> _What is needed_
Single out the lines of the material that contain "Организация" and copy them.

> _Data provided_
▬▬▬▬▬▬▬▬▬▬
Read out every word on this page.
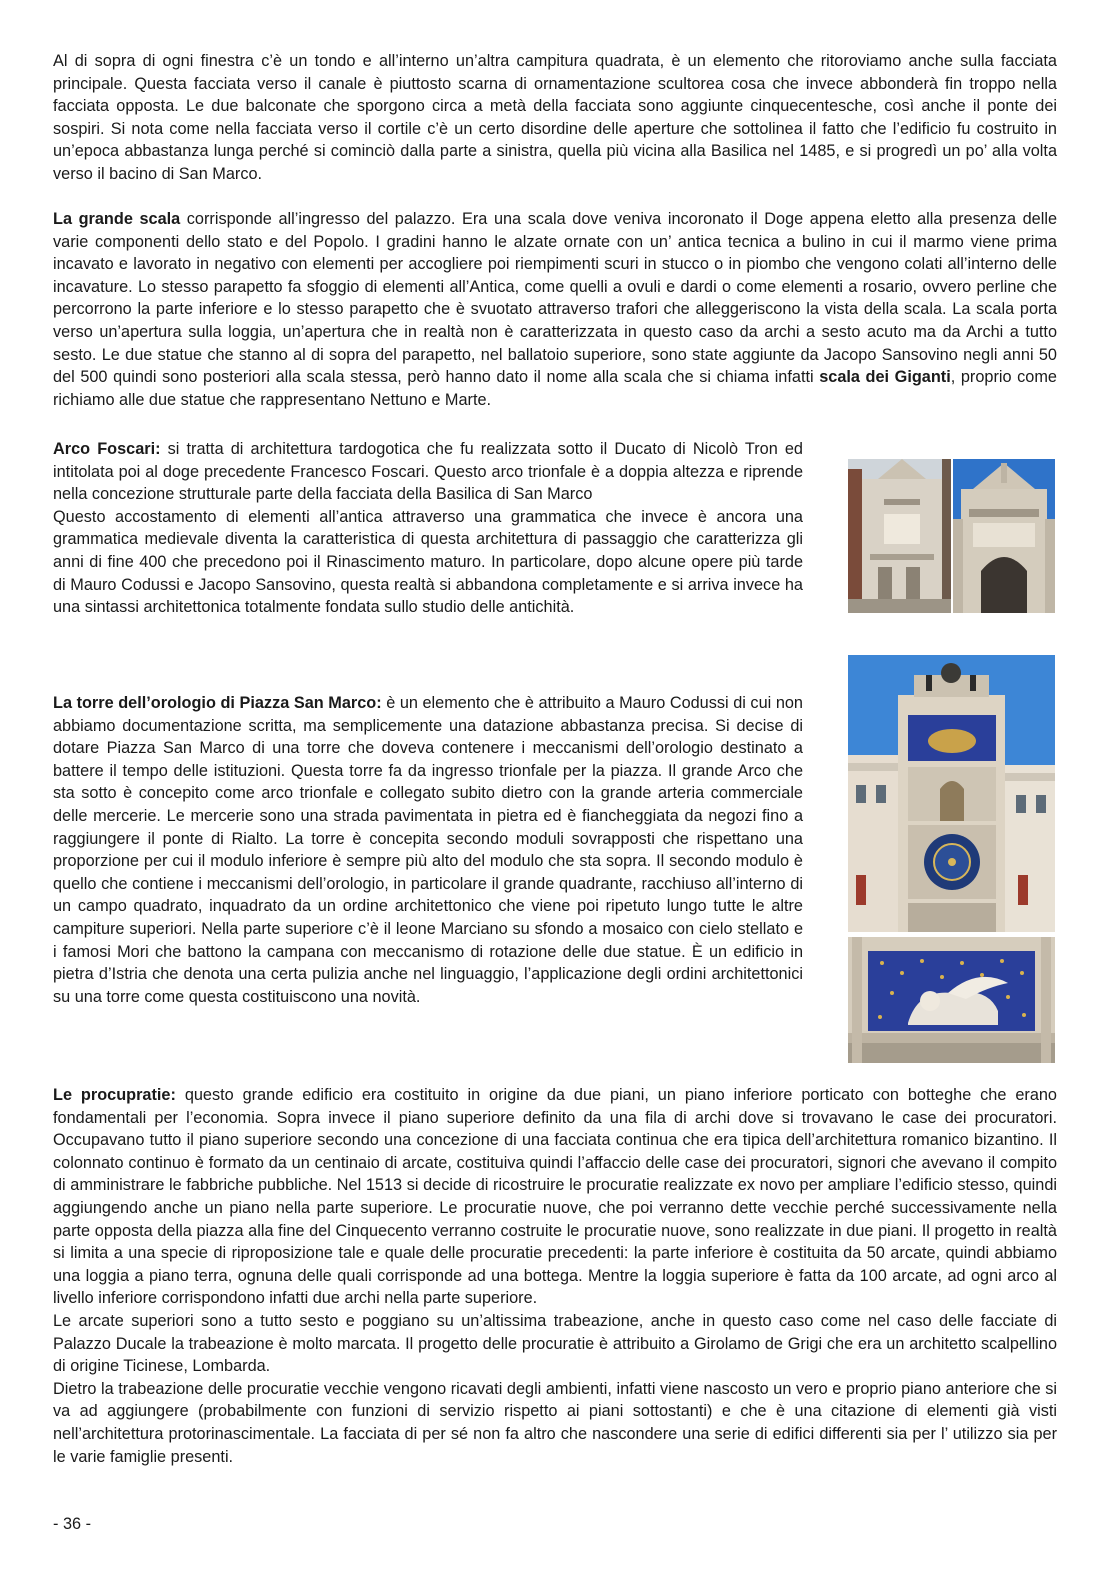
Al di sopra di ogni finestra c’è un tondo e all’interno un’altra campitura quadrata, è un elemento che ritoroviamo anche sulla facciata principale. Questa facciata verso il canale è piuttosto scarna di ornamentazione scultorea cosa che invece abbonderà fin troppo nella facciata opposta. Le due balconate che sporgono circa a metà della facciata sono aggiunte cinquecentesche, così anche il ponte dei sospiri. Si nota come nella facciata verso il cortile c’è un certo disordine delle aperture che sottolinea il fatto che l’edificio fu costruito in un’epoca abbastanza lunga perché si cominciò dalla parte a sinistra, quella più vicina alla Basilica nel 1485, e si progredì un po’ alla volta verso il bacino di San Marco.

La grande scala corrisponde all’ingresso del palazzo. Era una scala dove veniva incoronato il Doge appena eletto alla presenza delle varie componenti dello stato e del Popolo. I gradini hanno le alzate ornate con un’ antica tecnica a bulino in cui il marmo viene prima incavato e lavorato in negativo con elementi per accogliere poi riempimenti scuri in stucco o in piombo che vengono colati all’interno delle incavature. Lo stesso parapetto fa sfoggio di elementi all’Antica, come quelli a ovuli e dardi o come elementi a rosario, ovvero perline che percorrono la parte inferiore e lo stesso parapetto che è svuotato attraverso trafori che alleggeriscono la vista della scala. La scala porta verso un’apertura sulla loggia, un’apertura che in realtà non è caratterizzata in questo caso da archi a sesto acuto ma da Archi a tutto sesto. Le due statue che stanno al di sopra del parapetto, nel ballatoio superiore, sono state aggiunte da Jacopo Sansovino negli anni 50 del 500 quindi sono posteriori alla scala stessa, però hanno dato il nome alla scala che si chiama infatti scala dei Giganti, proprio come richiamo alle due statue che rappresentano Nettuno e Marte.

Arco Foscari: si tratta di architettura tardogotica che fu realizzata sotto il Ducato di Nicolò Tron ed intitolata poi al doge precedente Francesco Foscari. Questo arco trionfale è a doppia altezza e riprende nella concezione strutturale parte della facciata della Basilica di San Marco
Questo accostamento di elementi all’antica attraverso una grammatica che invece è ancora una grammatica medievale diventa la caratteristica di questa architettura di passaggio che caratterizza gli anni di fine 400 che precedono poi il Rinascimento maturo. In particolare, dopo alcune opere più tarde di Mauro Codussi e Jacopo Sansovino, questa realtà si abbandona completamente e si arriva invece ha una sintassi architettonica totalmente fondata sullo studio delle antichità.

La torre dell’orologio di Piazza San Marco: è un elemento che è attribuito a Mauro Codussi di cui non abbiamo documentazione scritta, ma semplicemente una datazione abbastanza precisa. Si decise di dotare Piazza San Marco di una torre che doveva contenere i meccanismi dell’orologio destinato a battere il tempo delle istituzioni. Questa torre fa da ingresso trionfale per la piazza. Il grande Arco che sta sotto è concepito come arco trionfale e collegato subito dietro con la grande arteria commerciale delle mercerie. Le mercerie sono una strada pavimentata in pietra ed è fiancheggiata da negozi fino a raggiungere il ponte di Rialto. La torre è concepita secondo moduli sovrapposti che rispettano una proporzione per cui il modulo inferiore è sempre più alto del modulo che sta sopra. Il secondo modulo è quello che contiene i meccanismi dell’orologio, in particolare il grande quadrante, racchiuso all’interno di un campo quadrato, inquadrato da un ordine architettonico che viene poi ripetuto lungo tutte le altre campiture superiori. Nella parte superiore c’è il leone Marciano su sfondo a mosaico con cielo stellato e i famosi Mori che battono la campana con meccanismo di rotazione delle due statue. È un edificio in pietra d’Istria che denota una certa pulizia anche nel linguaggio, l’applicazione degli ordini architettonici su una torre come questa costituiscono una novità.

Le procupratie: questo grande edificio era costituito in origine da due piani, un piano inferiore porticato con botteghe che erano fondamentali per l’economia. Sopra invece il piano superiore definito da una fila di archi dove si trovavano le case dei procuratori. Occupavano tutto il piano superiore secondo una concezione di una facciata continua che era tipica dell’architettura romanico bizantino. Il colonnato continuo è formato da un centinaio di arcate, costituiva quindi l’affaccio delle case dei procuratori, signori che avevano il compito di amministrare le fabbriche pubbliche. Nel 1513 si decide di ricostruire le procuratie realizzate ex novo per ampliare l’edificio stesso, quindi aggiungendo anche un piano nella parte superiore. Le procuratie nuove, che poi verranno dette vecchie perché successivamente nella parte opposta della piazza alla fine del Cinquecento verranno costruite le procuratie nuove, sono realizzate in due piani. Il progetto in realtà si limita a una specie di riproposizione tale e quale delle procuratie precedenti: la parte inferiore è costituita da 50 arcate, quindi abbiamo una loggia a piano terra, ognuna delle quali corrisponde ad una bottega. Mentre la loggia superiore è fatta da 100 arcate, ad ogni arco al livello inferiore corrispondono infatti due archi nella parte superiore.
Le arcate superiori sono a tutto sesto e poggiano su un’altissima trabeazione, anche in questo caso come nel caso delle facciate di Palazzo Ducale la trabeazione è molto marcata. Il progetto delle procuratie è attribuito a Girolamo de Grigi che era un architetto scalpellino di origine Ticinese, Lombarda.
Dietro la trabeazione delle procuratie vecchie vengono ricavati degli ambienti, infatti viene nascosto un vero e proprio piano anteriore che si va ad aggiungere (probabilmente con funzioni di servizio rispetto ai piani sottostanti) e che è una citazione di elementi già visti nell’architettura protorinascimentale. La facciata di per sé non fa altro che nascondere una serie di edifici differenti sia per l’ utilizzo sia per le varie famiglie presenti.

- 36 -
▬▬▬▬▬▬▬▬▬▬
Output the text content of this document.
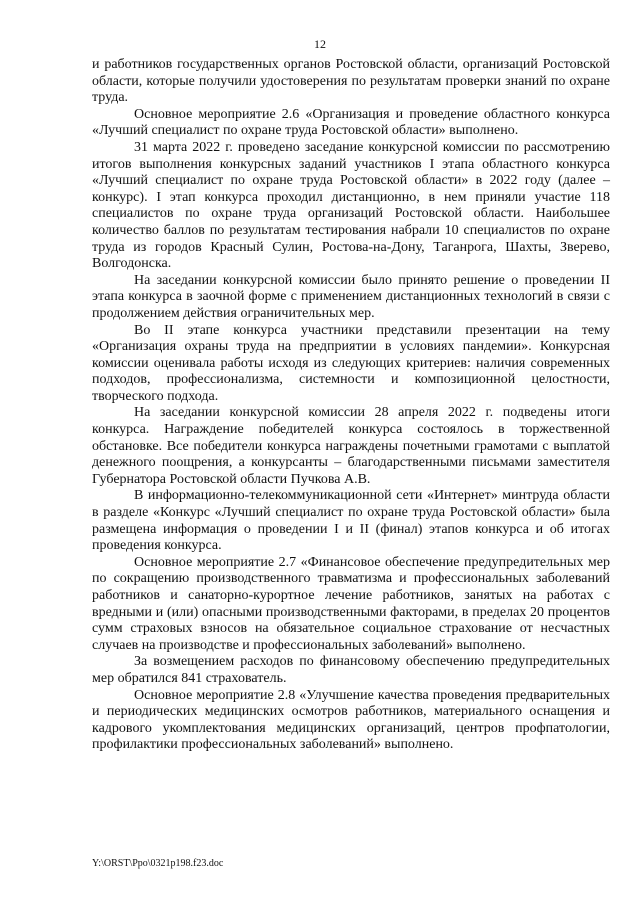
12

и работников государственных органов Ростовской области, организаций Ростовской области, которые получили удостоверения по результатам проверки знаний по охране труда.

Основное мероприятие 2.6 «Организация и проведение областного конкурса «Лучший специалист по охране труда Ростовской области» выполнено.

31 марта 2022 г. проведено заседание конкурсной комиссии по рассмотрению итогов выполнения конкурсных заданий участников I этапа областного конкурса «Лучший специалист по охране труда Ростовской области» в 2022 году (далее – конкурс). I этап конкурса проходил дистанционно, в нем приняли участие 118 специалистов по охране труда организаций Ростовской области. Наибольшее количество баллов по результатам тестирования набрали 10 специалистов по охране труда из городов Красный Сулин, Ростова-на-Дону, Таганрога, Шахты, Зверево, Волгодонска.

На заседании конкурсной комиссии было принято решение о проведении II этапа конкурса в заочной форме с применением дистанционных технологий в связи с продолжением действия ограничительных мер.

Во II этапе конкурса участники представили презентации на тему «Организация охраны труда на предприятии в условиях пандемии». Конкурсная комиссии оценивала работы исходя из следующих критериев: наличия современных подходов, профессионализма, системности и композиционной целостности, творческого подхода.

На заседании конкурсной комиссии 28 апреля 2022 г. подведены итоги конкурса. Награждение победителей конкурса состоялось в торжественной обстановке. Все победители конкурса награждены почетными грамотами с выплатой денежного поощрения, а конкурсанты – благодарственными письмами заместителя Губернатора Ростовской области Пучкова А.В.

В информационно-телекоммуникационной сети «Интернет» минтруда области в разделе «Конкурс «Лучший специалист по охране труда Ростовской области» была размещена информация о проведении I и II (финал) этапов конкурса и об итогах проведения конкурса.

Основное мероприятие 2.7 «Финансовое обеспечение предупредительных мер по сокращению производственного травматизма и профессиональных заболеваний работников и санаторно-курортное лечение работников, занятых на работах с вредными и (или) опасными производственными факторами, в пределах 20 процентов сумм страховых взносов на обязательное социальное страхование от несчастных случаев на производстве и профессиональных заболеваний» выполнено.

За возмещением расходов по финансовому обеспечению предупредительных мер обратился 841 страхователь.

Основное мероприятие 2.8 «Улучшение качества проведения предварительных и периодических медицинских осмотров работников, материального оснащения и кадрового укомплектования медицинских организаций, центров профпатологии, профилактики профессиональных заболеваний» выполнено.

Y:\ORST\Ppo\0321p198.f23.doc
▬▬▬▬▬▬▬▬▬▬
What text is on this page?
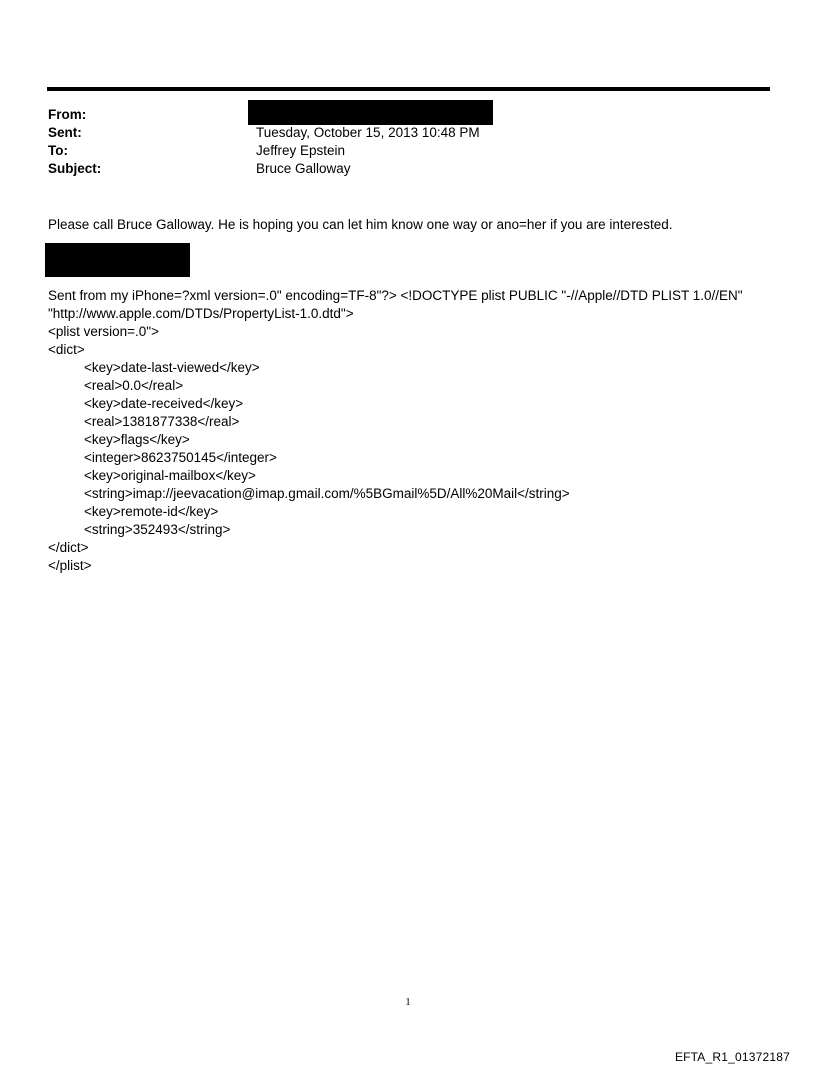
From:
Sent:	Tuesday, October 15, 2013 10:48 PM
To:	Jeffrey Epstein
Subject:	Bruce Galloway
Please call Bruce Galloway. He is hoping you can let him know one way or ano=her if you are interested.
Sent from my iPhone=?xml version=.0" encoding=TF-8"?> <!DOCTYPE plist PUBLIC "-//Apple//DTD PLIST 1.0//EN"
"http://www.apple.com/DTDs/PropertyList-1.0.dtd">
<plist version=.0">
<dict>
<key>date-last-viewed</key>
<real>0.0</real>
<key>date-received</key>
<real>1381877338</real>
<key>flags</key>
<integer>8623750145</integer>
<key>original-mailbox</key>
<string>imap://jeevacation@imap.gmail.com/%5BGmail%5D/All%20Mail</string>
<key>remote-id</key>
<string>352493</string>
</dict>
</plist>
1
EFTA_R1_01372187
▬▬▬▬▬▬▬▬▬▬
> _The answer_
Основное мероприятие 2.6 «Организация и проведение областного конкурса «Лучший специалист по охране труда Ростовской области» выполнено.
Во II этапе конкурса участники представили презентации на тему «Организация охраны труда на предприятии в условиях пандемии». Конкурсная комиссии оценивала работы исходя из следующих критериев: наличия современных подходов, профессионализма, системности и композиционной целостности, творческого подхода.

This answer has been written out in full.